_Exercise_. Reproduce the material in full, unchanged.

_Raw data_.
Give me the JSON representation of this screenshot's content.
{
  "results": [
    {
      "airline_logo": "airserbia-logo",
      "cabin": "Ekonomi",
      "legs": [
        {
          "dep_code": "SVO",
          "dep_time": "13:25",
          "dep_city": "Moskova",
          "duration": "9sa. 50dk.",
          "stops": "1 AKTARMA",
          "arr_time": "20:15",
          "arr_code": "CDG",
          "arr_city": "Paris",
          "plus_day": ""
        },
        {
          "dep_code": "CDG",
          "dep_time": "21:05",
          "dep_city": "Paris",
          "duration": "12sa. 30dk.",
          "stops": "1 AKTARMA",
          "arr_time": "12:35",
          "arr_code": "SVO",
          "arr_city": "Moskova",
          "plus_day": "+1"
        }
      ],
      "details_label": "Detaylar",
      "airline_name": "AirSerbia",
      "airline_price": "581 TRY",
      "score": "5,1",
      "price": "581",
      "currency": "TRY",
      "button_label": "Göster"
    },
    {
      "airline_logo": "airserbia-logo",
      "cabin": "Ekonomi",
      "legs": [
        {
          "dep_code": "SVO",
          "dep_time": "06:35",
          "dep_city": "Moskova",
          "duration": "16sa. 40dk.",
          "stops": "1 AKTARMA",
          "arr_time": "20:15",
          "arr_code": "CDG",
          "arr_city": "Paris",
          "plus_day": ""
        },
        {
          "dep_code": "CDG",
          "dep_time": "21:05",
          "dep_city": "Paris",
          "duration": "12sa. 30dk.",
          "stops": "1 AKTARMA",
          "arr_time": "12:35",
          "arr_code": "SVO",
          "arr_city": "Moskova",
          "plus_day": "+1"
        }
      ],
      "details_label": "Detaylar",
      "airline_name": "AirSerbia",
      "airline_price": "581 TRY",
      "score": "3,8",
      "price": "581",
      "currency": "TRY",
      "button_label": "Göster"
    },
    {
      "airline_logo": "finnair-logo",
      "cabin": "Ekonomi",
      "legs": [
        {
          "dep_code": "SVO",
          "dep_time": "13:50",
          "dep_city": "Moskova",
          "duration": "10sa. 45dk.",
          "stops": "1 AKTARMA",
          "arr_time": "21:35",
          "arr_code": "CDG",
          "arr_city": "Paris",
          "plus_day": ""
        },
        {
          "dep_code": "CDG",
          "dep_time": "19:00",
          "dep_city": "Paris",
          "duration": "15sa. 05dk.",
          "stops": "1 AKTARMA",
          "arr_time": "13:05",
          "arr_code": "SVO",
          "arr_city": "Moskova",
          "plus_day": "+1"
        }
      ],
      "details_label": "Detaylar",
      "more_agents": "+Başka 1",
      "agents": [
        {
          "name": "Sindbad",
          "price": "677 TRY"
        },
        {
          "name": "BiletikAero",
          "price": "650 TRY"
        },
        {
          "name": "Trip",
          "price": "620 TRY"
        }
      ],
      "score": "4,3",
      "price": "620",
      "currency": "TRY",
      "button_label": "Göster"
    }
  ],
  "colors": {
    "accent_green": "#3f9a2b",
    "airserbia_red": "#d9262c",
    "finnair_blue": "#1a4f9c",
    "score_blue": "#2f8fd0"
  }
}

_Solution to this task_.
Give me the JSON representation of this screenshot's content.
{
  "results": [
    {
      "airline_logo": "airserbia-logo",
      "cabin": "Ekonomi",
      "legs": [
        {
          "dep_code": "SVO",
          "dep_time": "13:25",
          "dep_city": "Moskova",
          "duration": "9sa. 50dk.",
          "stops": "1 AKTARMA",
          "arr_time": "20:15",
          "arr_code": "CDG",
          "arr_city": "Paris",
          "plus_day": ""
        },
        {
          "dep_code": "CDG",
          "dep_time": "21:05",
          "dep_city": "Paris",
          "duration": "12sa. 30dk.",
          "stops": "1 AKTARMA",
          "arr_time": "12:35",
          "arr_code": "SVO",
          "arr_city": "Moskova",
          "plus_day": "+1"
        }
      ],
      "details_label": "Detaylar",
      "airline_name": "AirSerbia",
      "airline_price": "581 TRY",
      "score": "5,1",
      "price": "581",
      "currency": "TRY",
      "button_label": "Göster"
    },
    {
      "airline_logo": "airserbia-logo",
      "cabin": "Ekonomi",
      "legs": [
        {
          "dep_code": "SVO",
          "dep_time": "06:35",
          "dep_city": "Moskova",
          "duration": "16sa. 40dk.",
          "stops": "1 AKTARMA",
          "arr_time": "20:15",
          "arr_code": "CDG",
          "arr_city": "Paris",
          "plus_day": ""
        },
        {
          "dep_code": "CDG",
          "dep_time": "21:05",
          "dep_city": "Paris",
          "duration": "12sa. 30dk.",
          "stops": "1 AKTARMA",
          "arr_time": "12:35",
          "arr_code": "SVO",
          "arr_city": "Moskova",
          "plus_day": "+1"
        }
      ],
      "details_label": "Detaylar",
      "airline_name": "AirSerbia",
      "airline_price": "581 TRY",
      "score": "3,8",
      "price": "581",
      "currency": "TRY",
      "button_label": "Göster"
    },
    {
      "airline_logo": "finnair-logo",
      "cabin": "Ekonomi",
      "legs": [
        {
          "dep_code": "SVO",
          "dep_time": "13:50",
          "dep_city": "Moskova",
          "duration": "10sa. 45dk.",
          "stops": "1 AKTARMA",
          "arr_time": "21:35",
          "arr_code": "CDG",
          "arr_city": "Paris",
          "plus_day": ""
        },
        {
          "dep_code": "CDG",
          "dep_time": "19:00",
          "dep_city": "Paris",
          "duration": "15sa. 05dk.",
          "stops": "1 AKTARMA",
          "arr_time": "13:05",
          "arr_code": "SVO",
          "arr_city": "Moskova",
          "plus_day": "+1"
        }
      ],
      "details_label": "Detaylar",
      "more_agents": "+Başka 1",
      "agents": [
        {
          "name": "Sindbad",
          "price": "677 TRY"
        },
        {
          "name": "BiletikAero",
          "price": "650 TRY"
        },
        {
          "name": "Trip",
          "price": "620 TRY"
        }
      ],
      "score": "4,3",
      "price": "620",
      "currency": "TRY",
      "button_label": "Göster"
    }
  ],
  "colors": {
    "accent_green": "#3f9a2b",
    "airserbia_red": "#d9262c",
    "finnair_blue": "#1a4f9c",
    "score_blue": "#2f8fd0"
  }
}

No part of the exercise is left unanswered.